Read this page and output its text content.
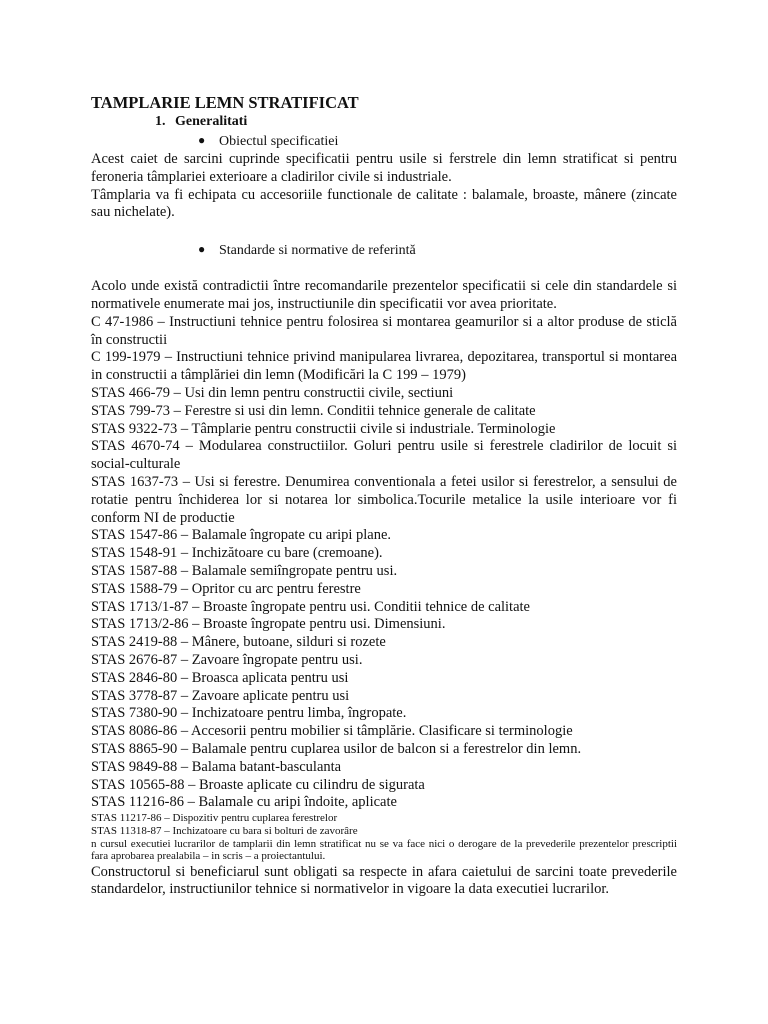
TAMPLARIE LEMN STRATIFICAT
1. Generalitati
● Obiectul specificatiei

Acest caiet de sarcini cuprinde specificatii pentru usile si ferstrele din lemn stratificat si pentru feroneria tâmplariei exterioare a cladirilor civile si industriale.

Tâmplaria va fi echipata cu accesoriile functionale de calitate : balamale, broaste, mânere (zincate sau nichelate).

● Standarde si normative de referintă

Acolo unde există contradictii între recomandarile prezentelor specificatii si cele din standardele si normativele enumerate mai jos, instructiunile din specificatii vor avea prioritate.

C 47-1986 – Instructiuni tehnice pentru folosirea si montarea geamurilor si a altor produse de sticlă în constructii

C 199-1979 – Instructiuni tehnice privind manipularea livrarea, depozitarea, transportul si montarea in constructii a tâmplăriei din lemn (Modificări la C 199 – 1979)

STAS 466-79 – Usi din lemn pentru constructii civile, sectiuni

STAS 799-73 – Ferestre si usi din lemn. Conditii tehnice generale de calitate

STAS 9322-73 – Tâmplarie pentru constructii civile si industriale. Terminologie

STAS 4670-74 – Modularea constructiilor. Goluri pentru usile si ferestrele cladirilor de locuit si social-culturale

STAS 1637-73 – Usi si ferestre. Denumirea conventionala a fetei usilor si ferestrelor, a sensului de rotatie pentru închiderea lor si notarea lor simbolica.Tocurile metalice la usile interioare vor fi conform NI de productie

STAS 1547-86 – Balamale îngropate cu aripi plane.

STAS 1548-91 – Inchizătoare cu bare (cremoane).

STAS 1587-88 – Balamale semiîngropate pentru usi.

STAS 1588-79 – Opritor cu arc pentru ferestre

STAS 1713/1-87 – Broaste îngropate pentru usi. Conditii tehnice de calitate

STAS 1713/2-86 – Broaste îngropate pentru usi. Dimensiuni.

STAS 2419-88 – Mânere, butoane, silduri si rozete

STAS 2676-87 – Zavoare îngropate pentru usi.

STAS 2846-80 – Broasca aplicata pentru usi

STAS 3778-87 – Zavoare aplicate pentru usi

STAS 7380-90 – Inchizatoare pentru limba, îngropate.

STAS 8086-86 – Accesorii pentru mobilier si tâmplărie. Clasificare si terminologie

STAS 8865-90 – Balamale pentru cuplarea usilor de balcon si a ferestrelor din lemn.

STAS 9849-88 – Balama batant-basculanta

STAS 10565-88 – Broaste aplicate cu cilindru de sigurata

STAS 11216-86 – Balamale cu aripi îndoite, aplicate

STAS 11217-86 – Dispozitiv pentru cuplarea ferestrelor

STAS 11318-87 – Inchizatoare cu bara si bolturi de zavorâre

n cursul executiei lucrarilor de tamplarii din lemn stratificat nu se va face nici o derogare de la prevederile prezentelor prescriptii fara aprobarea prealabila – in scris – a proiectantului.

Constructorul si beneficiarul sunt obligati sa respecte in afara caietului de sarcini toate prevederile standardelor, instructiunilor tehnice si normativelor in vigoare la data executiei lucrarilor.
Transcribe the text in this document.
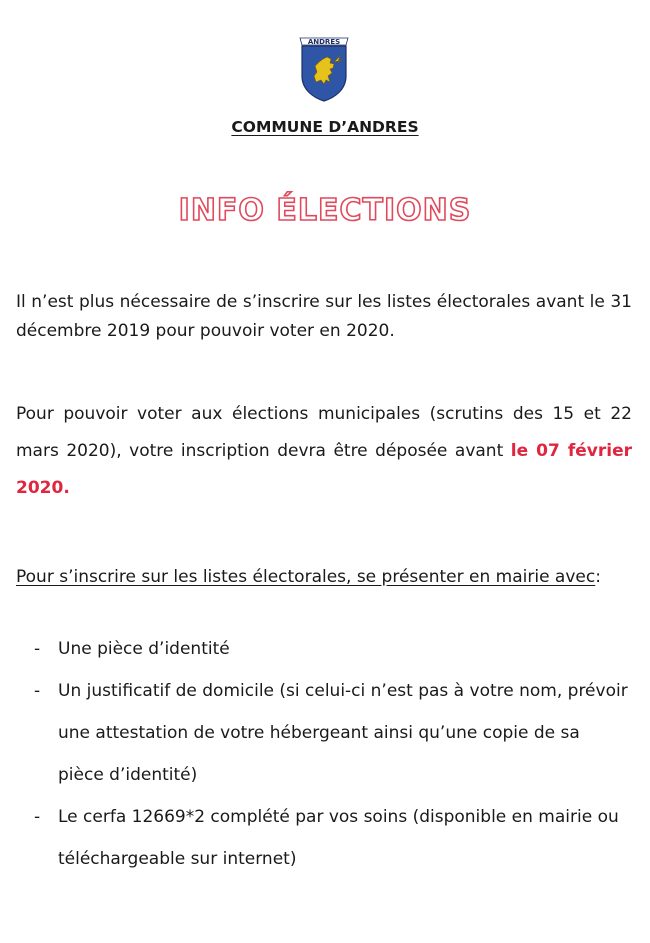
ANDRES
COMMUNE D’ANDRES
INFO ÉLECTIONS
Il n’est plus nécessaire de s’inscrire sur les listes électorales avant le 31 décembre 2019 pour pouvoir voter en 2020.
Pour pouvoir voter aux élections municipales (scrutins des 15 et 22 mars 2020), votre inscription devra être déposée avant le 07 février 2020.
Pour s’inscrire sur les listes électorales, se présenter en mairie avec:
- Une pièce d’identité
- Un justificatif de domicile (si celui-ci n’est pas à votre nom, prévoir une attestation de votre hébergeant ainsi qu’une copie de sa pièce d’identité)
- Le cerfa 12669*2 complété par vos soins (disponible en mairie ou téléchargeable sur internet)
+ + + + +
### Written instruction
Pictures are not part of the copy; output everything else in the records exactly.

### Answer to the problem
Read this page and output its text content.
TAMPLARIE LEMN STRATIFICAT
1. Generalitati
● Obiectul specificatiei

Acest caiet de sarcini cuprinde specificatii pentru usile si ferstrele din lemn stratificat si pentru feroneria tâmplariei exterioare a cladirilor civile si industriale.

Tâmplaria va fi echipata cu accesoriile functionale de calitate : balamale, broaste, mânere (zincate sau nichelate).

● Standarde si normative de referintă

Acolo unde există contradictii între recomandarile prezentelor specificatii si cele din standardele si normativele enumerate mai jos, instructiunile din specificatii vor avea prioritate.

C 47-1986 – Instructiuni tehnice pentru folosirea si montarea geamurilor si a altor produse de sticlă în constructii

C 199-1979 – Instructiuni tehnice privind manipularea livrarea, depozitarea, transportul si montarea in constructii a tâmplăriei din lemn (Modificări la C 199 – 1979)

STAS 466-79 – Usi din lemn pentru constructii civile, sectiuni

STAS 799-73 – Ferestre si usi din lemn. Conditii tehnice generale de calitate

STAS 9322-73 – Tâmplarie pentru constructii civile si industriale. Terminologie

STAS 4670-74 – Modularea constructiilor. Goluri pentru usile si ferestrele cladirilor de locuit si social-culturale

STAS 1637-73 – Usi si ferestre. Denumirea conventionala a fetei usilor si ferestrelor, a sensului de rotatie pentru închiderea lor si notarea lor simbolica.Tocurile metalice la usile interioare vor fi conform NI de productie

STAS 1547-86 – Balamale îngropate cu aripi plane.

STAS 1548-91 – Inchizătoare cu bare (cremoane).

STAS 1587-88 – Balamale semiîngropate pentru usi.

STAS 1588-79 – Opritor cu arc pentru ferestre

STAS 1713/1-87 – Broaste îngropate pentru usi. Conditii tehnice de calitate

STAS 1713/2-86 – Broaste îngropate pentru usi. Dimensiuni.

STAS 2419-88 – Mânere, butoane, silduri si rozete

STAS 2676-87 – Zavoare îngropate pentru usi.

STAS 2846-80 – Broasca aplicata pentru usi

STAS 3778-87 – Zavoare aplicate pentru usi

STAS 7380-90 – Inchizatoare pentru limba, îngropate.

STAS 8086-86 – Accesorii pentru mobilier si tâmplărie. Clasificare si terminologie

STAS 8865-90 – Balamale pentru cuplarea usilor de balcon si a ferestrelor din lemn.

STAS 9849-88 – Balama batant-basculanta

STAS 10565-88 – Broaste aplicate cu cilindru de sigurata

STAS 11216-86 – Balamale cu aripi îndoite, aplicate

STAS 11217-86 – Dispozitiv pentru cuplarea ferestrelor

STAS 11318-87 – Inchizatoare cu bara si bolturi de zavorâre

n cursul executiei lucrarilor de tamplarii din lemn stratificat nu se va face nici o derogare de la prevederile prezentelor prescriptii fara aprobarea prealabila – in scris – a proiectantului.

Constructorul si beneficiarul sunt obligati sa respecte in afara caietului de sarcini toate prevederile standardelor, instructiunilor tehnice si normativelor in vigoare la data executiei lucrarilor.
Transcribe the text in this document.
ANDRES
COMMUNE D’ANDRES
INFO ÉLECTIONS
Il n’est plus nécessaire de s’inscrire sur les listes électorales avant le 31 décembre 2019 pour pouvoir voter en 2020.
Pour pouvoir voter aux élections municipales (scrutins des 15 et 22 mars 2020), votre inscription devra être déposée avant le 07 février 2020.
Pour s’inscrire sur les listes électorales, se présenter en mairie avec:
- Une pièce d’identité
- Un justificatif de domicile (si celui-ci n’est pas à votre nom, prévoir une attestation de votre hébergeant ainsi qu’une copie de sa pièce d’identité)
- Le cerfa 12669*2 complété par vos soins (disponible en mairie ou téléchargeable sur internet)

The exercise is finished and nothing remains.